Check each line of the records below and collect those that include the word "gouvernement".

• MATERIAL:

──────────────────────────────

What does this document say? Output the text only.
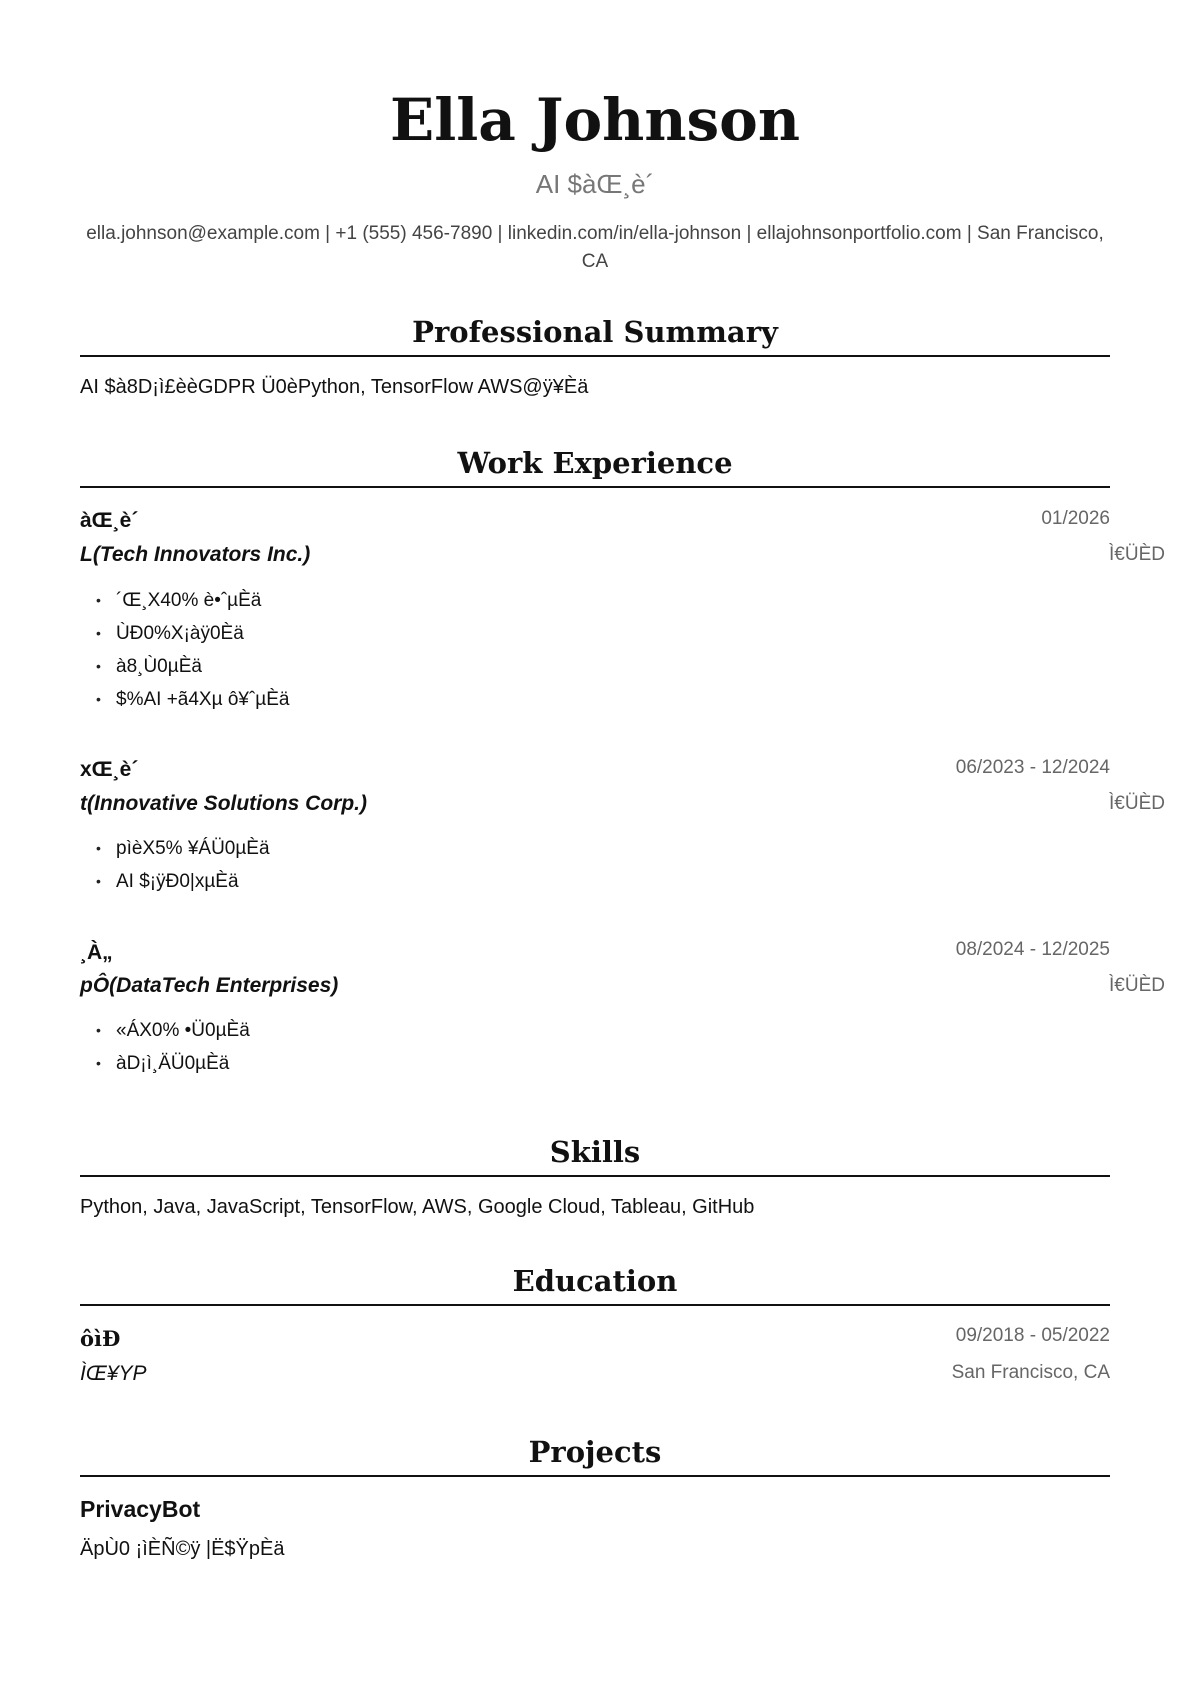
Ella Johnson
AI $àŒ¸è´
ella.johnson@example.com | +1 (555) 456-7890 | linkedin.com/in/ella-johnson | ellajohnsonportfolio.com | San Francisco, CA
Professional Summary
AI $à8D¡ì£èèGDPR Ü0èPython, TensorFlow AWS@ÿ¥Èä
Work Experience
àŒ¸è´	01/2026
L(Tech Innovators Inc.)	Ì€ÜÈD
• ´Œ¸X40% è•ˆµÈä
• ÙÐ0%X¡àÿ0Èä
• à8¸Ù0µÈä
• $%AI +ã4Xµ ô¥ˆµÈä
xŒ¸è´	06/2023 - 12/2024
t(Innovative Solutions Corp.)	Ì€ÜÈD
• pìèX5% ¥ÁÜ0µÈä
• AI $¡ÿÐ0|xµÈä
¸À„	08/2024 - 12/2025
pÔ(DataTech Enterprises)	Ì€ÜÈD
• «ÁX0% •Ü0µÈä
• àD¡ì¸ÄÜ0µÈä
Skills
Python, Java, JavaScript, TensorFlow, AWS, Google Cloud, Tableau, GitHub
Education
ôìÐ	09/2018 - 05/2022
ÌŒ¥YP	San Francisco, CA
Projects
PrivacyBot
ÄpÙ0 ¡ìÈÑ©ÿ |Ë$ŸpÈä
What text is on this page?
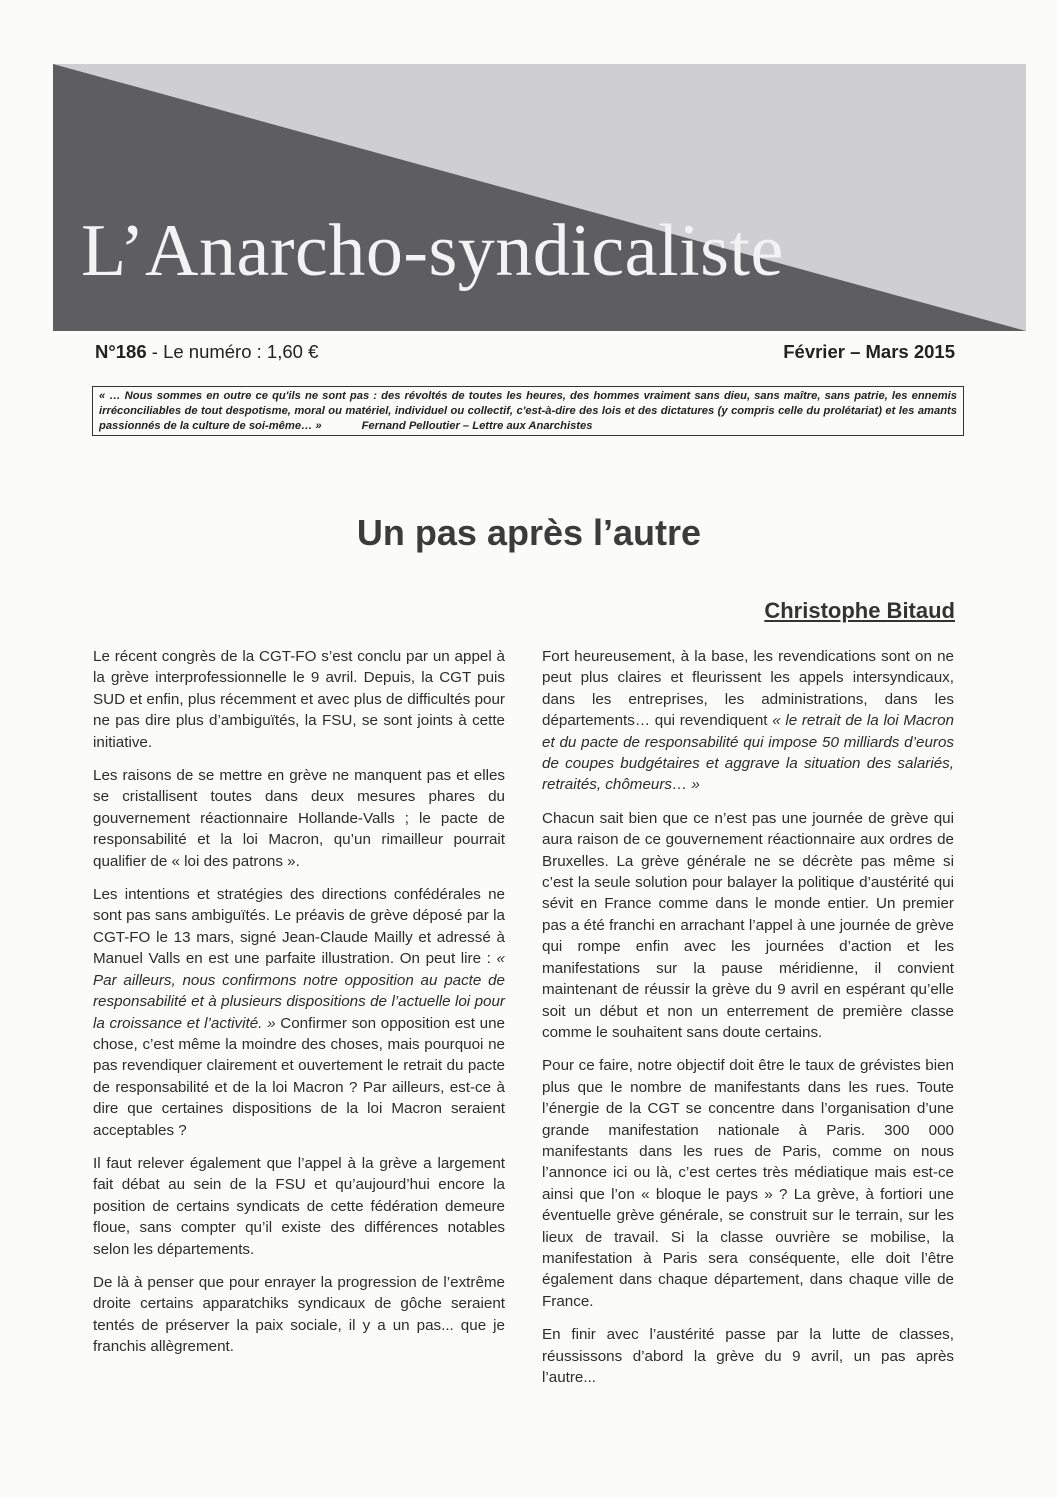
L’Anarcho-syndicaliste
N°186 - Le numéro : 1,60 €	Février – Mars 2015
« … Nous sommes en outre ce qu'ils ne sont pas : des révoltés de toutes les heures, des hommes vraiment sans dieu, sans maître, sans patrie, les ennemis irréconciliables de tout despotisme, moral ou matériel, individuel ou collectif, c'est-à-dire des lois et des dictatures (y compris celle du prolétariat) et les amants passionnés de la culture de soi-même… »	Fernand Pelloutier – Lettre aux Anarchistes
Un pas après l’autre
Christophe Bitaud

Le récent congrès de la CGT-FO s’est conclu par un appel à la grève interprofessionnelle le 9 avril. Depuis, la CGT puis SUD et enfin, plus récemment et avec plus de difficultés pour ne pas dire plus d’ambiguïtés, la FSU, se sont joints à cette initiative.

Les raisons de se mettre en grève ne manquent pas et elles se cristallisent toutes dans deux mesures phares du gouvernement réactionnaire Hollande-Valls ; le pacte de responsabilité et la loi Macron, qu’un rimailleur pourrait qualifier de « loi des patrons ».

Les intentions et stratégies des directions confédérales ne sont pas sans ambiguïtés. Le préavis de grève déposé par la CGT-FO le 13 mars, signé Jean-Claude Mailly et adressé à Manuel Valls en est une parfaite illustration. On peut lire : « Par ailleurs, nous confirmons notre opposition au pacte de responsabilité et à plusieurs dispositions de l’actuelle loi pour la croissance et l’activité. » Confirmer son opposition est une chose, c’est même la moindre des choses, mais pourquoi ne pas revendiquer clairement et ouvertement le retrait du pacte de responsabilité et de la loi Macron ? Par ailleurs, est-ce à dire que certaines dispositions de la loi Macron seraient acceptables ?

Il faut relever également que l’appel à la grève a largement fait débat au sein de la FSU et qu’aujourd’hui encore la position de certains syndicats de cette fédération demeure floue, sans compter qu’il existe des différences notables selon les départements.

De là à penser que pour enrayer la progression de l’extrême droite certains apparatchiks syndicaux de gôche seraient tentés de préserver la paix sociale, il y a un pas... que je franchis allègrement.

Fort heureusement, à la base, les revendications sont on ne peut plus claires et fleurissent les appels intersyndicaux, dans les entreprises, les administrations, dans les départements… qui revendiquent « le retrait de la loi Macron et du pacte de responsabilité qui impose 50 milliards d’euros de coupes budgétaires et aggrave la situation des salariés, retraités, chômeurs… »

Chacun sait bien que ce n’est pas une journée de grève qui aura raison de ce gouvernement réactionnaire aux ordres de Bruxelles. La grève générale ne se décrète pas même si c’est la seule solution pour balayer la politique d’austérité qui sévit en France comme dans le monde entier. Un premier pas a été franchi en arrachant l’appel à une journée de grève qui rompe enfin avec les journées d’action et les manifestations sur la pause méridienne, il convient maintenant de réussir la grève du 9 avril en espérant qu’elle soit un début et non un enterrement de première classe comme le souhaitent sans doute certains.

Pour ce faire, notre objectif doit être le taux de grévistes bien plus que le nombre de manifestants dans les rues. Toute l’énergie de la CGT se concentre dans l’organisation d’une grande manifestation nationale à Paris. 300 000 manifestants dans les rues de Paris, comme on nous l’annonce ici ou là, c’est certes très médiatique mais est-ce ainsi que l’on « bloque le pays » ? La grève, à fortiori une éventuelle grève générale, se construit sur le terrain, sur les lieux de travail. Si la classe ouvrière se mobilise, la manifestation à Paris sera conséquente, elle doit l’être également dans chaque département, dans chaque ville de France.

En finir avec l’austérité passe par la lutte de classes, réussissons d’abord la grève du 9 avril, un pas après l’autre...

──────────────────────────────

• PROBLEM SOLUTION:
Les raisons de se mettre en grève ne manquent pas et elles se cristallisent toutes dans deux mesures phares du gouvernement réactionnaire Hollande-Valls ; le pacte de responsabilité et la loi Macron, qu’un rimailleur pourrait qualifier de « loi des patrons ».
Chacun sait bien que ce n’est pas une journée de grève qui aura raison de ce gouvernement réactionnaire aux ordres de Bruxelles. La grève générale ne se décrète pas même si c’est la seule solution pour balayer la politique d’austérité qui sévit en France comme dans le monde entier. Un premier pas a été franchi en arrachant l’appel à une journée de grève qui rompe enfin avec les journées d’action et les manifestations sur la pause méridienne, il convient maintenant de réussir la grève du 9 avril en espérant qu’elle soit un début et non un enterrement de première classe comme le souhaitent sans doute certains.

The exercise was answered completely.